Short exercise
Swap "y-tick-label" for "vertical-tick-label" in the lines starting at the beginning of the records and ending at the line containing "y-tick-label: 0.2 [57,218,81,239]", and reproduce those lines with nothing else changed.

====== Material

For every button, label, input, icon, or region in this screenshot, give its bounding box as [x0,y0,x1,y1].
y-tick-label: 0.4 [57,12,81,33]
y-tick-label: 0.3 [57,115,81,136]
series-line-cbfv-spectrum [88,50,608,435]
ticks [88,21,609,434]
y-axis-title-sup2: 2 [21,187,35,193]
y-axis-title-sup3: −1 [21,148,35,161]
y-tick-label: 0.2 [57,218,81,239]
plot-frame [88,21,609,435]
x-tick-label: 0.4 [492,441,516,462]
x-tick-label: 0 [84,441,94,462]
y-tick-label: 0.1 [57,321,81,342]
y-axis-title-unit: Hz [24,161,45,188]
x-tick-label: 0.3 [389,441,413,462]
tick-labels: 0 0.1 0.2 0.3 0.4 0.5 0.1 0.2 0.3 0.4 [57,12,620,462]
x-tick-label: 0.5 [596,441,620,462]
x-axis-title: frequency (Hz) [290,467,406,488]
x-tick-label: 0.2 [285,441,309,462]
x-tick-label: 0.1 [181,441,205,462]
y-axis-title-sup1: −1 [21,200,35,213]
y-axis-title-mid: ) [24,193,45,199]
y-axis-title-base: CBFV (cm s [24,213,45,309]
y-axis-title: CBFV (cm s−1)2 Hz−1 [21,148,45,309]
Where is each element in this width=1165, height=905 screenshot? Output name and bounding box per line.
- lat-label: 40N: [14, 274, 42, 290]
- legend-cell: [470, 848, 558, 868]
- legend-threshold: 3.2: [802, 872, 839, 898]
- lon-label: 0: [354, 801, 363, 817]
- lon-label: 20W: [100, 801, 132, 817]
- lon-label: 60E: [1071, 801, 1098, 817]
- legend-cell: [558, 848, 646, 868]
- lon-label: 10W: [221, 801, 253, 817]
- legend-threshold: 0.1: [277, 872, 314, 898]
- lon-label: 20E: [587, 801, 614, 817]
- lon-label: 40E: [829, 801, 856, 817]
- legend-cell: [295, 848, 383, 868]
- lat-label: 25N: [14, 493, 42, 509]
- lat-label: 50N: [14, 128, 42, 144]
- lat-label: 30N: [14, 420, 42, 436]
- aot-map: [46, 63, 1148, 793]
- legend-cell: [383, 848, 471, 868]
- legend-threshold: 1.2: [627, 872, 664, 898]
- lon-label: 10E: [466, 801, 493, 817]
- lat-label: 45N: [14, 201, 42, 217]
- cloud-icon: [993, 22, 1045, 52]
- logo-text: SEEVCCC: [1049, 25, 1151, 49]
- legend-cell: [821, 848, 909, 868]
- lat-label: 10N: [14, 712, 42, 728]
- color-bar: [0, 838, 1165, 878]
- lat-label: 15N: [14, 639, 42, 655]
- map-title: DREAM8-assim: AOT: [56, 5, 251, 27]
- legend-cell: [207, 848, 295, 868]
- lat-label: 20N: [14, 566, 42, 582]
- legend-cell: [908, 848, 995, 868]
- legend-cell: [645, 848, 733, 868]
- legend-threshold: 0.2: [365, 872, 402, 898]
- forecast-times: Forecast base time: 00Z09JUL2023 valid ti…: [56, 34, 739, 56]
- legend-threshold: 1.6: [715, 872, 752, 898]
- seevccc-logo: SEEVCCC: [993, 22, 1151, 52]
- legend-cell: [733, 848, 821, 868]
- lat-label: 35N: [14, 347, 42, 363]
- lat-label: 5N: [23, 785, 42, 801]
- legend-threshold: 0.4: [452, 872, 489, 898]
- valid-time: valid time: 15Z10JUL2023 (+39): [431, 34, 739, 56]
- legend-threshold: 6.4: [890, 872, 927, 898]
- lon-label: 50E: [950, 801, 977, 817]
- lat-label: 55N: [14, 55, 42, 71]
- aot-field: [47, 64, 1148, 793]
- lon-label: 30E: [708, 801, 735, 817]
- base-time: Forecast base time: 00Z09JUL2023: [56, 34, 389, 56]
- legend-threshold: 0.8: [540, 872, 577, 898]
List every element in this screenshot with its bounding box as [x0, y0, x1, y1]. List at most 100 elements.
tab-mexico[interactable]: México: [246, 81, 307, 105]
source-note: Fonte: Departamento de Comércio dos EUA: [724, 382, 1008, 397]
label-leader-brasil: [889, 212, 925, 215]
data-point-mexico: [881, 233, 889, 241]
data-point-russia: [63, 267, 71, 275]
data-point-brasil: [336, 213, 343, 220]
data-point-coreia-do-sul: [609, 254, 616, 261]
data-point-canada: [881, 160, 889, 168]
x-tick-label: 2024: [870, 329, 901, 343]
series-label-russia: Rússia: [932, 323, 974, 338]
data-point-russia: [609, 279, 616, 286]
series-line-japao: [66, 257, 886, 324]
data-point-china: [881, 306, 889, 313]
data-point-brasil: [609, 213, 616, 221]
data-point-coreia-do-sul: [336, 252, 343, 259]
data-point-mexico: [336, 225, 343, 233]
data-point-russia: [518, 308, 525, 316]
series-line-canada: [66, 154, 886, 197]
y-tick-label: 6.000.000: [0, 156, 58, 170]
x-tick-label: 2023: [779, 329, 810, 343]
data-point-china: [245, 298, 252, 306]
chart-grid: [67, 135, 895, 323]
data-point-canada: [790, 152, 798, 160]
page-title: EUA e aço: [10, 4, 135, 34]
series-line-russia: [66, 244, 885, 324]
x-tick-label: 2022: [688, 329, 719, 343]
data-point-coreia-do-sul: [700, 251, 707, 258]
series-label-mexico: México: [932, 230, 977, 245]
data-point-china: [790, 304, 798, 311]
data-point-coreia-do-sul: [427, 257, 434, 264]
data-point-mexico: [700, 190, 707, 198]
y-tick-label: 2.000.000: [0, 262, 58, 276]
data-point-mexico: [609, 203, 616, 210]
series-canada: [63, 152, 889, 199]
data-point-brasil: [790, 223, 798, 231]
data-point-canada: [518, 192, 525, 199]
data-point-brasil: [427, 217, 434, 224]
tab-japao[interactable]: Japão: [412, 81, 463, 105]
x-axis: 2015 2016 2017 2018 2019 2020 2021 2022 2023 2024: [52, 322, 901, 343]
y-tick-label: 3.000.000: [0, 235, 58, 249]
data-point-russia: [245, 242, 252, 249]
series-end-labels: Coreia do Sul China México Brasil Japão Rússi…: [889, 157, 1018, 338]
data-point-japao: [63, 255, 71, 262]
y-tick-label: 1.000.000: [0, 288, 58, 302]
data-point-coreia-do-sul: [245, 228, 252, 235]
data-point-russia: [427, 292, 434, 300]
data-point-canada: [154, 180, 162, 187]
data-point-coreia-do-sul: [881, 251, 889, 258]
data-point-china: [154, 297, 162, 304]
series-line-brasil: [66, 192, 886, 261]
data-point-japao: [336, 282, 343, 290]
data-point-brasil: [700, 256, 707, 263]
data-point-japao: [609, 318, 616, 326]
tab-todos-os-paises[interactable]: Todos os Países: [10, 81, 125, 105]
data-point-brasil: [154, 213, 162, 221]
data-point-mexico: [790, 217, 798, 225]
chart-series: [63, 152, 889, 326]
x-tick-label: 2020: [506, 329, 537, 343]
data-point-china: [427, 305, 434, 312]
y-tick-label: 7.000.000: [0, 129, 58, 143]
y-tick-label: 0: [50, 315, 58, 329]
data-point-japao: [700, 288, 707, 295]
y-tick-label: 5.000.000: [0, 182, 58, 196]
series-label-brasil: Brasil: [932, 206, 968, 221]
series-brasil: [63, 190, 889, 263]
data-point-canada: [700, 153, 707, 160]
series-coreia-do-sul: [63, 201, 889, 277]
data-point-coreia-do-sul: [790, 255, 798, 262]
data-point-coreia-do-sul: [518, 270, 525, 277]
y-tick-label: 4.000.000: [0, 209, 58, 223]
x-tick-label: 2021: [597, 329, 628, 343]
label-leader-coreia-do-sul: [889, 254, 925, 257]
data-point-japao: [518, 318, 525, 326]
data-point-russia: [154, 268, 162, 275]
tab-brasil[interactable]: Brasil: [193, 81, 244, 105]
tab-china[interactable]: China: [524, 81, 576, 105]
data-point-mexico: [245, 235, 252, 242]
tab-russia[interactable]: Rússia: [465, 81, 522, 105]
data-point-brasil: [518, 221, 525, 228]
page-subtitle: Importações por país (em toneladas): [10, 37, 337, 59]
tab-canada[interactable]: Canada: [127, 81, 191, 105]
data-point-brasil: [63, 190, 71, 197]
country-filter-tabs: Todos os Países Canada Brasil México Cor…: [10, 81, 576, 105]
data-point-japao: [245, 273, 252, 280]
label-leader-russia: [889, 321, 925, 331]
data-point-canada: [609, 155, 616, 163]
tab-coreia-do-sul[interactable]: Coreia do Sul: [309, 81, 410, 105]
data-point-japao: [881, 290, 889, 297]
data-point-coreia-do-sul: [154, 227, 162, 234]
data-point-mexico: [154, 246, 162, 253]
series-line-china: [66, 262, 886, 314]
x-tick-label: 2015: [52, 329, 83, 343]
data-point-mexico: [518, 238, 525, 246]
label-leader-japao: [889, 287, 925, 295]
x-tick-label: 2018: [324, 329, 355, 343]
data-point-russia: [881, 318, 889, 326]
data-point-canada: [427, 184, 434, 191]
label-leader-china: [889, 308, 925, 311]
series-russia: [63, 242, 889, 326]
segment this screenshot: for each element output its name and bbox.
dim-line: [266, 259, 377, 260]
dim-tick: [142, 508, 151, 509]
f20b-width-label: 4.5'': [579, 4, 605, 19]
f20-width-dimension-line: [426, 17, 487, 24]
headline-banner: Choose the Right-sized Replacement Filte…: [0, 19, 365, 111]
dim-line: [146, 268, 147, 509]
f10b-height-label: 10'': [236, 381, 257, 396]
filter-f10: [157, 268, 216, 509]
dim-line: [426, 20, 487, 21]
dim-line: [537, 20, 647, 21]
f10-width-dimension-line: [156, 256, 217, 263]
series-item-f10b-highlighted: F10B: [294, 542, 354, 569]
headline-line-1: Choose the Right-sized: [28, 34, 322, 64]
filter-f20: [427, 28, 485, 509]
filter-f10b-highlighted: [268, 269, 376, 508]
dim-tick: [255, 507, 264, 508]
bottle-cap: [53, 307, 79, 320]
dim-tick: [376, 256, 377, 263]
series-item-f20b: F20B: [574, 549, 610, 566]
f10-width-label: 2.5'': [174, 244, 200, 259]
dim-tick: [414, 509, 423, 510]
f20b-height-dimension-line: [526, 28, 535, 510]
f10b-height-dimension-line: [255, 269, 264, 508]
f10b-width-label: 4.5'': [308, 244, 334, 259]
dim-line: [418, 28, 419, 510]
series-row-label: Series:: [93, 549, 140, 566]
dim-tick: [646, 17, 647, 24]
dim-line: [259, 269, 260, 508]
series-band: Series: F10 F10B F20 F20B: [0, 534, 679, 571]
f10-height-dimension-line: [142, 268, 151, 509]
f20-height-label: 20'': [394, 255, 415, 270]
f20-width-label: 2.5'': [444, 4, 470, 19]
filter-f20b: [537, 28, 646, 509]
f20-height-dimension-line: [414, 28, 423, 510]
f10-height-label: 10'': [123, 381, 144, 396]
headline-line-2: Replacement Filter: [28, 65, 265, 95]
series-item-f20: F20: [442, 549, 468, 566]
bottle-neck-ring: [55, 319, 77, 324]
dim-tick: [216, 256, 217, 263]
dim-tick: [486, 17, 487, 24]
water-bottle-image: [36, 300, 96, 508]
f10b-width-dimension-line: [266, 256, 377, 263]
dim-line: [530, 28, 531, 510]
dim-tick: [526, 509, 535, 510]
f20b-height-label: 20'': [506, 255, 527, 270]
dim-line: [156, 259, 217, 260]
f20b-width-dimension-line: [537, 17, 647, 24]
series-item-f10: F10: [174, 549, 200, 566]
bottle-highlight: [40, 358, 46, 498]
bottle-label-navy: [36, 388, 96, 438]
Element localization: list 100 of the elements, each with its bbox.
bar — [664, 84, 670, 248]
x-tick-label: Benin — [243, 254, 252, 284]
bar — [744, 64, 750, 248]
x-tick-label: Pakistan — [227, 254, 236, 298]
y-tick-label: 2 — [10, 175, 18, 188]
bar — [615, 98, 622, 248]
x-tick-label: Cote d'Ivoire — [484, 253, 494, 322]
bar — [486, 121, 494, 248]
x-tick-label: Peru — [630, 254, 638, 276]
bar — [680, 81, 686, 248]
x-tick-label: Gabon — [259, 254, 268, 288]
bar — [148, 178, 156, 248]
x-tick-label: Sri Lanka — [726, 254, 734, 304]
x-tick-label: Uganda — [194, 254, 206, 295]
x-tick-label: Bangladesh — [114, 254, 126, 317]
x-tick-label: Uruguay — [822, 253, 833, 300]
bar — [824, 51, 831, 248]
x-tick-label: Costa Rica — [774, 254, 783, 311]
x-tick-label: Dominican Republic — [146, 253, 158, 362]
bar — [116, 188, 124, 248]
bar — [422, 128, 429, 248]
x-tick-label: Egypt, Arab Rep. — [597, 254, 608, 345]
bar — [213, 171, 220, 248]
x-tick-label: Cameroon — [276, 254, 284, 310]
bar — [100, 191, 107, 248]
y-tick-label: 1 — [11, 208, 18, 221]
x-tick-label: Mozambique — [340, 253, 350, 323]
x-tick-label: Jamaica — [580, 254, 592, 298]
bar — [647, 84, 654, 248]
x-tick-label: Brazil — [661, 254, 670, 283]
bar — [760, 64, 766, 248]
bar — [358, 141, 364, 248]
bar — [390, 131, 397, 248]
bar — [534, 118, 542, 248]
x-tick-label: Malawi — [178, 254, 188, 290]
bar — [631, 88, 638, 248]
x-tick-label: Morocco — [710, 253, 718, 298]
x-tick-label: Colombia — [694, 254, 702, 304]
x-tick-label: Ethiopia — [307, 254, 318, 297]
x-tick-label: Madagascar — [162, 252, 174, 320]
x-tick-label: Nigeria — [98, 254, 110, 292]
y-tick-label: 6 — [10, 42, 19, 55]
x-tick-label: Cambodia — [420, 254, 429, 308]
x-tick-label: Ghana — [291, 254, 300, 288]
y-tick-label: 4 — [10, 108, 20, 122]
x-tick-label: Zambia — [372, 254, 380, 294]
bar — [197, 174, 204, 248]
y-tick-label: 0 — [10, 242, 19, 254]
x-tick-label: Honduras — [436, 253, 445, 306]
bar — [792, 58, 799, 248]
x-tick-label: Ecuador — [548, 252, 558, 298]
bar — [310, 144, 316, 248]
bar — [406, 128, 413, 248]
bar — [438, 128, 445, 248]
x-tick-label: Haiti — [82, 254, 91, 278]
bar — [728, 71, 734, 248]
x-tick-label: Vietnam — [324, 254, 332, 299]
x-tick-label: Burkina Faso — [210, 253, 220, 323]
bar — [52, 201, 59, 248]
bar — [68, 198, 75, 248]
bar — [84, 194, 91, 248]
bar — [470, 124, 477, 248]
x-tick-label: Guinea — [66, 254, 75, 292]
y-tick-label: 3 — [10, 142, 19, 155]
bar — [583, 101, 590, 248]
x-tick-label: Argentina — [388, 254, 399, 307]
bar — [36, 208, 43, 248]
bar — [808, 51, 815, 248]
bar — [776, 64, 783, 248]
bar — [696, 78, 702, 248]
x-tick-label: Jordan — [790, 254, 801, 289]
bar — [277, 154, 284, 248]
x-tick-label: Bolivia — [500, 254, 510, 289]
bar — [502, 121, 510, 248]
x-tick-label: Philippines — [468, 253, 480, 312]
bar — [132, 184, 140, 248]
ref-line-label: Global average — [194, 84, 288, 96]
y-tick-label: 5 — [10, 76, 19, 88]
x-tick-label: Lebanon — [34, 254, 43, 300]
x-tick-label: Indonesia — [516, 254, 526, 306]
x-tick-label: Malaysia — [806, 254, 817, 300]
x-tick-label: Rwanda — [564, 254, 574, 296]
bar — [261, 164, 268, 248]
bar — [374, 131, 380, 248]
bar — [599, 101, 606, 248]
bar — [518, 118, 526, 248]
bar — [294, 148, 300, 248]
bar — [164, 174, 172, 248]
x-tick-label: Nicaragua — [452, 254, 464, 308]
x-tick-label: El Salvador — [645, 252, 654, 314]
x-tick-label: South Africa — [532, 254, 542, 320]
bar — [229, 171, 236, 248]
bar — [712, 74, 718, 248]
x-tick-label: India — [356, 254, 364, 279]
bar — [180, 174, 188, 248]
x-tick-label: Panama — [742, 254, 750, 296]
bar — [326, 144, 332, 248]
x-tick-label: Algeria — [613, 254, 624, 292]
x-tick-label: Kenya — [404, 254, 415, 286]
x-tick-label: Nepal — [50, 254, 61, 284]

============

Full answer
For every button, label, input, icon, or region in this screenshot, give its bounding box as [x0,y0,x1,y1].
vertical-tick-label: 0.4 [57,12,81,33]
vertical-tick-label: 0.3 [57,115,81,136]
series-line-cbfv-spectrum [88,50,608,435]
ticks [88,21,609,434]
y-axis-title-sup2: 2 [21,187,35,193]
y-axis-title-sup3: −1 [21,148,35,161]
vertical-tick-label: 0.2 [57,218,81,239]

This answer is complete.